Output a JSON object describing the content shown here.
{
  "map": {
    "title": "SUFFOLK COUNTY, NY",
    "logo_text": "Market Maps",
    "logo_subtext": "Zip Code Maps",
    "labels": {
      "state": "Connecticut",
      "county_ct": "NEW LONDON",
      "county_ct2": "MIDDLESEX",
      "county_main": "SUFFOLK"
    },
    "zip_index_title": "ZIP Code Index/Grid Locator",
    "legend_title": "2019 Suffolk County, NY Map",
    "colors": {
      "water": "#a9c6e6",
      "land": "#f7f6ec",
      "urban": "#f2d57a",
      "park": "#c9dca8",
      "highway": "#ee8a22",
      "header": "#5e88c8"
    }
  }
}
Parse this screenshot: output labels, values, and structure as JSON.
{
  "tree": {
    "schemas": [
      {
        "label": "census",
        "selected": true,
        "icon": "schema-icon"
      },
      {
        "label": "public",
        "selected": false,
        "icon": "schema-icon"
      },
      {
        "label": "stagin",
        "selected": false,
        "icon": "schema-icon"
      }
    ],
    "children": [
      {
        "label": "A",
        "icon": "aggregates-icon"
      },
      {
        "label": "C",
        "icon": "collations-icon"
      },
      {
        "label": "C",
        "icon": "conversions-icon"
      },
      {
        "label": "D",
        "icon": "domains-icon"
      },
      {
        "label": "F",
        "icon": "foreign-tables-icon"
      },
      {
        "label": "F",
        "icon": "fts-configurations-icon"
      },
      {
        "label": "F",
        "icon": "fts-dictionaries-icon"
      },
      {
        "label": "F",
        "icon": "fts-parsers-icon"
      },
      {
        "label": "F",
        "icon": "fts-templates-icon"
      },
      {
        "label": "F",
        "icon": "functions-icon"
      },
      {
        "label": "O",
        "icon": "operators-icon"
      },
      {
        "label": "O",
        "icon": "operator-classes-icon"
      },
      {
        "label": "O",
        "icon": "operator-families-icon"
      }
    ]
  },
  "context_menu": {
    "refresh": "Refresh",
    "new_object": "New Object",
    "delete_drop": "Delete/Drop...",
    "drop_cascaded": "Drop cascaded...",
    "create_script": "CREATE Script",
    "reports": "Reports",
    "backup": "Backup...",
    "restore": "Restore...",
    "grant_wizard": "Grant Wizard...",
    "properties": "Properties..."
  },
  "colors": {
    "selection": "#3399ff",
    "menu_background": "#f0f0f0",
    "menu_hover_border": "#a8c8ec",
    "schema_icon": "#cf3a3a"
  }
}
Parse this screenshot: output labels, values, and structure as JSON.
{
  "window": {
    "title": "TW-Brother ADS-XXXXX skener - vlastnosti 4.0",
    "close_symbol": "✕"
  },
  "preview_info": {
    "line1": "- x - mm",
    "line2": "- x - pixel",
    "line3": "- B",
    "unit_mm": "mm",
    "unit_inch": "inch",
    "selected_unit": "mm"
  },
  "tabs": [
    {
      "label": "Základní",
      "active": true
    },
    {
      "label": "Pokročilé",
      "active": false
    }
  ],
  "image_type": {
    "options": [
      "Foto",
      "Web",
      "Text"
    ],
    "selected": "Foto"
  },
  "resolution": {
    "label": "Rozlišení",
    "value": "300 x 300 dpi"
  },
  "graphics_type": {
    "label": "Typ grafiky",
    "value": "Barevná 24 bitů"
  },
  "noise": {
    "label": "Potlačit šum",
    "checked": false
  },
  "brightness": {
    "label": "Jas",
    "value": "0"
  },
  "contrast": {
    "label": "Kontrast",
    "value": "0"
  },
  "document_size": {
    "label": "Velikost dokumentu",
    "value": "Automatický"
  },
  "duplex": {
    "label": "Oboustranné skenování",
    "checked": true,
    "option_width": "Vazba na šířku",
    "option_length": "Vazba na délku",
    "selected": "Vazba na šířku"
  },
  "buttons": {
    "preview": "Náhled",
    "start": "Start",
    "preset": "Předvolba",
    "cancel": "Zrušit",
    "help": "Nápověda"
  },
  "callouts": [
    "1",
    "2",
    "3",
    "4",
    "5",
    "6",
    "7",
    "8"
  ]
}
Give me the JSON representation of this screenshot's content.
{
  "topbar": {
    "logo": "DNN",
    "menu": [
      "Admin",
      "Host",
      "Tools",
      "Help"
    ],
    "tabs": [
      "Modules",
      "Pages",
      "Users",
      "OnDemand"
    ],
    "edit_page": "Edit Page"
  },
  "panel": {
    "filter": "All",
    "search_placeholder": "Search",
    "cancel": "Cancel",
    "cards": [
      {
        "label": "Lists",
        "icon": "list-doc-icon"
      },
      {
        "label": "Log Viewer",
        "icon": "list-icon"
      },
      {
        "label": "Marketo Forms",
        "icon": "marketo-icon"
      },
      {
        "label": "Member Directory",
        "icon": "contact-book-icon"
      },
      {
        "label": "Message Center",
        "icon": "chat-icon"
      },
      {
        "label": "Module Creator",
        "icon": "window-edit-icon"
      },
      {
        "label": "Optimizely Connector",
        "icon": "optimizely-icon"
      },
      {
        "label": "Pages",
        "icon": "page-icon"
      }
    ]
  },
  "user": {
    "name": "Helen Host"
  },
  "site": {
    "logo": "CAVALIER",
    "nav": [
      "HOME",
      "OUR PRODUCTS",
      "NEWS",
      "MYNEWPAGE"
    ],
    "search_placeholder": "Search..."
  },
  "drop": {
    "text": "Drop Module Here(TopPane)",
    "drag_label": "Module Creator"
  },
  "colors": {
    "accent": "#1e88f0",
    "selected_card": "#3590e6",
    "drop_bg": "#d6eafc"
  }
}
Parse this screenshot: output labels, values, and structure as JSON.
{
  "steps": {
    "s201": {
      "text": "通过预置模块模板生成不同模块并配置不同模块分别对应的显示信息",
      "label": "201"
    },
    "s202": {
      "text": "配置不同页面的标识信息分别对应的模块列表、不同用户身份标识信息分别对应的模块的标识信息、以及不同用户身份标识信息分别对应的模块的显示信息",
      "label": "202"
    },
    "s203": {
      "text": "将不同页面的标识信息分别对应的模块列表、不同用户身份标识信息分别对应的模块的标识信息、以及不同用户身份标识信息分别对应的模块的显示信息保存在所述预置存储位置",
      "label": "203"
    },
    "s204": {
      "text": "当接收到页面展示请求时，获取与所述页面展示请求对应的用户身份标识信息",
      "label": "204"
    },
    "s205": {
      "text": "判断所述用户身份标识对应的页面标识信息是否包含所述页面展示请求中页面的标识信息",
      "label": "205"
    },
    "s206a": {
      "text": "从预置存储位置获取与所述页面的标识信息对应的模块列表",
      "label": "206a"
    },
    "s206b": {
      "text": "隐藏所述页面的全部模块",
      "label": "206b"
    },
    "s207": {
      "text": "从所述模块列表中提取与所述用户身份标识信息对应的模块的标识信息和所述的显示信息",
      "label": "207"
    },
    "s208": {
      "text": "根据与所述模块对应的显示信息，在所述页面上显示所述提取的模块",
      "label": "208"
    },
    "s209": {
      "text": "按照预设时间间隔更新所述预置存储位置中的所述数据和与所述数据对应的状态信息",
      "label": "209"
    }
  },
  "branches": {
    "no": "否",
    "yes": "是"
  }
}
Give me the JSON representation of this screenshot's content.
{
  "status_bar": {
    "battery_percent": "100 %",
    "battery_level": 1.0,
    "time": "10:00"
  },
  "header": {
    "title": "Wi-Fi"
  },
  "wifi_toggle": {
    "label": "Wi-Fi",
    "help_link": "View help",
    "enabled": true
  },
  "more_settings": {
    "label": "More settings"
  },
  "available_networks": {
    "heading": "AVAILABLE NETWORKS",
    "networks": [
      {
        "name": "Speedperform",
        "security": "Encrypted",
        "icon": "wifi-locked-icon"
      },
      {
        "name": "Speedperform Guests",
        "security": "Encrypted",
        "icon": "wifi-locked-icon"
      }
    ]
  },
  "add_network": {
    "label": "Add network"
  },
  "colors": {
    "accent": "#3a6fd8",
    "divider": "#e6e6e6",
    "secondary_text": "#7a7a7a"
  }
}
=======
» **What to produce**
Which lines in the data above contain "Vazba"? Show each one.

» **Exercise answer**
    "option_width": "Vazba na šířku",
    "option_length": "Vazba na délku",
    "selected": "Vazba na šířku"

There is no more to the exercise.